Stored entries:
# # # #

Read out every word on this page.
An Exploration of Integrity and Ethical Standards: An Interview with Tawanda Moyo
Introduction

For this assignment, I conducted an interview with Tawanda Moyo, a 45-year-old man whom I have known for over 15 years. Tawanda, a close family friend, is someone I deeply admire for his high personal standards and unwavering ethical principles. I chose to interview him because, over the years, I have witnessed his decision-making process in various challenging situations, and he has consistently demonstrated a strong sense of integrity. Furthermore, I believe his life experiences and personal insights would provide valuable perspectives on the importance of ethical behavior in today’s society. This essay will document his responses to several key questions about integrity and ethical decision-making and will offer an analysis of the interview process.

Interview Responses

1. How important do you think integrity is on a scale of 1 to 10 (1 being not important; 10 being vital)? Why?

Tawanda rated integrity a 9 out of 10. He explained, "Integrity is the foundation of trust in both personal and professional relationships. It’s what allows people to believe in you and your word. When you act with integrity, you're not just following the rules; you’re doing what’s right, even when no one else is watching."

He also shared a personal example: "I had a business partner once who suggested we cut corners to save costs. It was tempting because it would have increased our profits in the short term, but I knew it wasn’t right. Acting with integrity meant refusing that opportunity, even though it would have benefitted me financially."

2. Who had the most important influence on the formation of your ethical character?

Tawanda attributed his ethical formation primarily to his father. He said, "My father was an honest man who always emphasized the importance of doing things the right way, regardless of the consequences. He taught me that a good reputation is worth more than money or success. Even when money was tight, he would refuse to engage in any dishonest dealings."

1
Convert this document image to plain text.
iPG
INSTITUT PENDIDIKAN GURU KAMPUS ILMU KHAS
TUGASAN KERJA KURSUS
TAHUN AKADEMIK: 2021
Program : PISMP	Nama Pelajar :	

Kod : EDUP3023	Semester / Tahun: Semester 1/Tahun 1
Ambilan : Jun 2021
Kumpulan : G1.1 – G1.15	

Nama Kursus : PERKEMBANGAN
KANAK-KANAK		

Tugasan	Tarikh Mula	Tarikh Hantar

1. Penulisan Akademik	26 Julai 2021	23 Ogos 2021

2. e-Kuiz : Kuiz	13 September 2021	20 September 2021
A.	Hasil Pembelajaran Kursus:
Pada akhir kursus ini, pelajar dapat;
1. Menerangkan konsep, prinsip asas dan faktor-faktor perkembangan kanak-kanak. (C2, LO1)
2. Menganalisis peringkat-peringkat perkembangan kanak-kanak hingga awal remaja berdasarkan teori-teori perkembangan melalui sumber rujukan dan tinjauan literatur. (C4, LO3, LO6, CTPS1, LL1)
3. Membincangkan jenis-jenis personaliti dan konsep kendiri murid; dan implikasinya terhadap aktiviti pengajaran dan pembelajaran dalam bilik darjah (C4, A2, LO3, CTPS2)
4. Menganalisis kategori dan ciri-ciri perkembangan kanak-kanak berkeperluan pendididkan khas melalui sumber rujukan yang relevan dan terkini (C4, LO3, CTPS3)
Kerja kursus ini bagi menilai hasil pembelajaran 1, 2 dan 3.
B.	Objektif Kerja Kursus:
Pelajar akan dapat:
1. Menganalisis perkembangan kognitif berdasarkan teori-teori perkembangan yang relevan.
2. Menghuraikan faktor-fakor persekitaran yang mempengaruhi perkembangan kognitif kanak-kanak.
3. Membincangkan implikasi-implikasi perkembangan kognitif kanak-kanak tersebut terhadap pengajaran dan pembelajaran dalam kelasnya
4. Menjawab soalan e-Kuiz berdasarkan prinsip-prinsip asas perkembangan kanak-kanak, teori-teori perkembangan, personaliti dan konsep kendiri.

# # # #

The task – Repeat every line of the data, exactly and in full.

The solution –
Read out every word on this page.
An Exploration of Integrity and Ethical Standards: An Interview with Tawanda Moyo
Introduction

For this assignment, I conducted an interview with Tawanda Moyo, a 45-year-old man whom I have known for over 15 years. Tawanda, a close family friend, is someone I deeply admire for his high personal standards and unwavering ethical principles. I chose to interview him because, over the years, I have witnessed his decision-making process in various challenging situations, and he has consistently demonstrated a strong sense of integrity. Furthermore, I believe his life experiences and personal insights would provide valuable perspectives on the importance of ethical behavior in today’s society. This essay will document his responses to several key questions about integrity and ethical decision-making and will offer an analysis of the interview process.

Interview Responses

1. How important do you think integrity is on a scale of 1 to 10 (1 being not important; 10 being vital)? Why?

Tawanda rated integrity a 9 out of 10. He explained, "Integrity is the foundation of trust in both personal and professional relationships. It’s what allows people to believe in you and your word. When you act with integrity, you're not just following the rules; you’re doing what’s right, even when no one else is watching."

He also shared a personal example: "I had a business partner once who suggested we cut corners to save costs. It was tempting because it would have increased our profits in the short term, but I knew it wasn’t right. Acting with integrity meant refusing that opportunity, even though it would have benefitted me financially."

2. Who had the most important influence on the formation of your ethical character?

Tawanda attributed his ethical formation primarily to his father. He said, "My father was an honest man who always emphasized the importance of doing things the right way, regardless of the consequences. He taught me that a good reputation is worth more than money or success. Even when money was tight, he would refuse to engage in any dishonest dealings."

1
Convert this document image to plain text.
iPG
INSTITUT PENDIDIKAN GURU KAMPUS ILMU KHAS
TUGASAN KERJA KURSUS
TAHUN AKADEMIK: 2021
Program : PISMP	Nama Pelajar :	

Kod : EDUP3023	Semester / Tahun: Semester 1/Tahun 1
Ambilan : Jun 2021
Kumpulan : G1.1 – G1.15	

Nama Kursus : PERKEMBANGAN
KANAK-KANAK		

Tugasan	Tarikh Mula	Tarikh Hantar

1. Penulisan Akademik	26 Julai 2021	23 Ogos 2021

2. e-Kuiz : Kuiz	13 September 2021	20 September 2021
A.	Hasil Pembelajaran Kursus:
Pada akhir kursus ini, pelajar dapat;
1. Menerangkan konsep, prinsip asas dan faktor-faktor perkembangan kanak-kanak. (C2, LO1)
2. Menganalisis peringkat-peringkat perkembangan kanak-kanak hingga awal remaja berdasarkan teori-teori perkembangan melalui sumber rujukan dan tinjauan literatur. (C4, LO3, LO6, CTPS1, LL1)
3. Membincangkan jenis-jenis personaliti dan konsep kendiri murid; dan implikasinya terhadap aktiviti pengajaran dan pembelajaran dalam bilik darjah (C4, A2, LO3, CTPS2)
4. Menganalisis kategori dan ciri-ciri perkembangan kanak-kanak berkeperluan pendididkan khas melalui sumber rujukan yang relevan dan terkini (C4, LO3, CTPS3)
Kerja kursus ini bagi menilai hasil pembelajaran 1, 2 dan 3.
B.	Objektif Kerja Kursus:
Pelajar akan dapat:
1. Menganalisis perkembangan kognitif berdasarkan teori-teori perkembangan yang relevan.
2. Menghuraikan faktor-fakor persekitaran yang mempengaruhi perkembangan kognitif kanak-kanak.
3. Membincangkan implikasi-implikasi perkembangan kognitif kanak-kanak tersebut terhadap pengajaran dan pembelajaran dalam kelasnya
4. Menjawab soalan e-Kuiz berdasarkan prinsip-prinsip asas perkembangan kanak-kanak, teori-teori perkembangan, personaliti dan konsep kendiri.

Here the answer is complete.